Raw records:

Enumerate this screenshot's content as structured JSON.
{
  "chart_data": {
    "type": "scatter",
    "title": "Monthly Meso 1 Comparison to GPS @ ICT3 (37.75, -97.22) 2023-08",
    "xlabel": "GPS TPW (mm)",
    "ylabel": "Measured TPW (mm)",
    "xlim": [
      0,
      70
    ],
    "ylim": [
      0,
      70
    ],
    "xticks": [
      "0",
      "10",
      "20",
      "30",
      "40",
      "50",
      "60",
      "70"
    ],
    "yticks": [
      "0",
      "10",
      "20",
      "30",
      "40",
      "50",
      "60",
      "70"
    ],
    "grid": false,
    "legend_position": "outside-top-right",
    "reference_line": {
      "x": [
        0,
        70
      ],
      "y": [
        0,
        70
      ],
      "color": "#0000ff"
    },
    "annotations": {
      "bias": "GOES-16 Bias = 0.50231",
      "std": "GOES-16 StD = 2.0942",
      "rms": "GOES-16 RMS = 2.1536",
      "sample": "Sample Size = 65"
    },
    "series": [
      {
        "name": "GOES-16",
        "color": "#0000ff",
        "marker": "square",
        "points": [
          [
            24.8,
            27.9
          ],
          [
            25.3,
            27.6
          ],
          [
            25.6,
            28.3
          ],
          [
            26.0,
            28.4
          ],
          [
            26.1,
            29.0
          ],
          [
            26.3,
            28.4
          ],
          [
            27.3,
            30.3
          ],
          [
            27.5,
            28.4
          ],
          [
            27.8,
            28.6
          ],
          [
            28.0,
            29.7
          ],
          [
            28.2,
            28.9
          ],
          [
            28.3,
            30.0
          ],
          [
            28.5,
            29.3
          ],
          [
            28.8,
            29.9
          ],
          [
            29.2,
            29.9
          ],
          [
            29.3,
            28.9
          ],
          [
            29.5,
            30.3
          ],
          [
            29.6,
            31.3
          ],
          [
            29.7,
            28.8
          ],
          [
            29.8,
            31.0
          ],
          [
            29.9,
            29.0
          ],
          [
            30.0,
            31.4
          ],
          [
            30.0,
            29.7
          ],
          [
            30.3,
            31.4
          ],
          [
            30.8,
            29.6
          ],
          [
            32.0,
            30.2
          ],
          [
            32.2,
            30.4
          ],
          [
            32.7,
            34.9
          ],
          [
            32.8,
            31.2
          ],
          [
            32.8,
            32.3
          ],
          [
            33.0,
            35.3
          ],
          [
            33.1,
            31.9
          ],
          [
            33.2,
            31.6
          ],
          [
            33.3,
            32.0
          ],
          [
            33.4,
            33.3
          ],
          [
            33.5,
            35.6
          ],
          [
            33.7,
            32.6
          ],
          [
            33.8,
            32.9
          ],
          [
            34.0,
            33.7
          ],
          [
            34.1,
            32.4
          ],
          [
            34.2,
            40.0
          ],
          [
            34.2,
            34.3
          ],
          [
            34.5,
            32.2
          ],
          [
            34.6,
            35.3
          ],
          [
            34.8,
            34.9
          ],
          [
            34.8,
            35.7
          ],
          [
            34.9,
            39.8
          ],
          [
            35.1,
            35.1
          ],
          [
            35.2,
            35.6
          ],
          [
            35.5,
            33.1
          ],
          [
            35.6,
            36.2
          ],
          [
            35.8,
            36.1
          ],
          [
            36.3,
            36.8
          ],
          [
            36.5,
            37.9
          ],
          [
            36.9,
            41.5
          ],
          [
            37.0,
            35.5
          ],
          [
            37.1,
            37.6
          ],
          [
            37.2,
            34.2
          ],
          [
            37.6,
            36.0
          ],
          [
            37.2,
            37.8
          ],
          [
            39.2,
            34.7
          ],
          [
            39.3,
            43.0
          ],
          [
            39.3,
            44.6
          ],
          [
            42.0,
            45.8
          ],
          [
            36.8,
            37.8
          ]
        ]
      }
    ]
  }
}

Task instructions: Output the full listing exactly as it stands.

Correct answer:
Enumerate this screenshot's content as structured JSON.
{
  "chart_data": {
    "type": "scatter",
    "title": "Monthly Meso 1 Comparison to GPS @ ICT3 (37.75, -97.22) 2023-08",
    "xlabel": "GPS TPW (mm)",
    "ylabel": "Measured TPW (mm)",
    "xlim": [
      0,
      70
    ],
    "ylim": [
      0,
      70
    ],
    "xticks": [
      "0",
      "10",
      "20",
      "30",
      "40",
      "50",
      "60",
      "70"
    ],
    "yticks": [
      "0",
      "10",
      "20",
      "30",
      "40",
      "50",
      "60",
      "70"
    ],
    "grid": false,
    "legend_position": "outside-top-right",
    "reference_line": {
      "x": [
        0,
        70
      ],
      "y": [
        0,
        70
      ],
      "color": "#0000ff"
    },
    "annotations": {
      "bias": "GOES-16 Bias = 0.50231",
      "std": "GOES-16 StD = 2.0942",
      "rms": "GOES-16 RMS = 2.1536",
      "sample": "Sample Size = 65"
    },
    "series": [
      {
        "name": "GOES-16",
        "color": "#0000ff",
        "marker": "square",
        "points": [
          [
            24.8,
            27.9
          ],
          [
            25.3,
            27.6
          ],
          [
            25.6,
            28.3
          ],
          [
            26.0,
            28.4
          ],
          [
            26.1,
            29.0
          ],
          [
            26.3,
            28.4
          ],
          [
            27.3,
            30.3
          ],
          [
            27.5,
            28.4
          ],
          [
            27.8,
            28.6
          ],
          [
            28.0,
            29.7
          ],
          [
            28.2,
            28.9
          ],
          [
            28.3,
            30.0
          ],
          [
            28.5,
            29.3
          ],
          [
            28.8,
            29.9
          ],
          [
            29.2,
            29.9
          ],
          [
            29.3,
            28.9
          ],
          [
            29.5,
            30.3
          ],
          [
            29.6,
            31.3
          ],
          [
            29.7,
            28.8
          ],
          [
            29.8,
            31.0
          ],
          [
            29.9,
            29.0
          ],
          [
            30.0,
            31.4
          ],
          [
            30.0,
            29.7
          ],
          [
            30.3,
            31.4
          ],
          [
            30.8,
            29.6
          ],
          [
            32.0,
            30.2
          ],
          [
            32.2,
            30.4
          ],
          [
            32.7,
            34.9
          ],
          [
            32.8,
            31.2
          ],
          [
            32.8,
            32.3
          ],
          [
            33.0,
            35.3
          ],
          [
            33.1,
            31.9
          ],
          [
            33.2,
            31.6
          ],
          [
            33.3,
            32.0
          ],
          [
            33.4,
            33.3
          ],
          [
            33.5,
            35.6
          ],
          [
            33.7,
            32.6
          ],
          [
            33.8,
            32.9
          ],
          [
            34.0,
            33.7
          ],
          [
            34.1,
            32.4
          ],
          [
            34.2,
            40.0
          ],
          [
            34.2,
            34.3
          ],
          [
            34.5,
            32.2
          ],
          [
            34.6,
            35.3
          ],
          [
            34.8,
            34.9
          ],
          [
            34.8,
            35.7
          ],
          [
            34.9,
            39.8
          ],
          [
            35.1,
            35.1
          ],
          [
            35.2,
            35.6
          ],
          [
            35.5,
            33.1
          ],
          [
            35.6,
            36.2
          ],
          [
            35.8,
            36.1
          ],
          [
            36.3,
            36.8
          ],
          [
            36.5,
            37.9
          ],
          [
            36.9,
            41.5
          ],
          [
            37.0,
            35.5
          ],
          [
            37.1,
            37.6
          ],
          [
            37.2,
            34.2
          ],
          [
            37.6,
            36.0
          ],
          [
            37.2,
            37.8
          ],
          [
            39.2,
            34.7
          ],
          [
            39.3,
            43.0
          ],
          [
            39.3,
            44.6
          ],
          [
            42.0,
            45.8
          ],
          [
            36.8,
            37.8
          ]
        ]
      }
    ]
  }
}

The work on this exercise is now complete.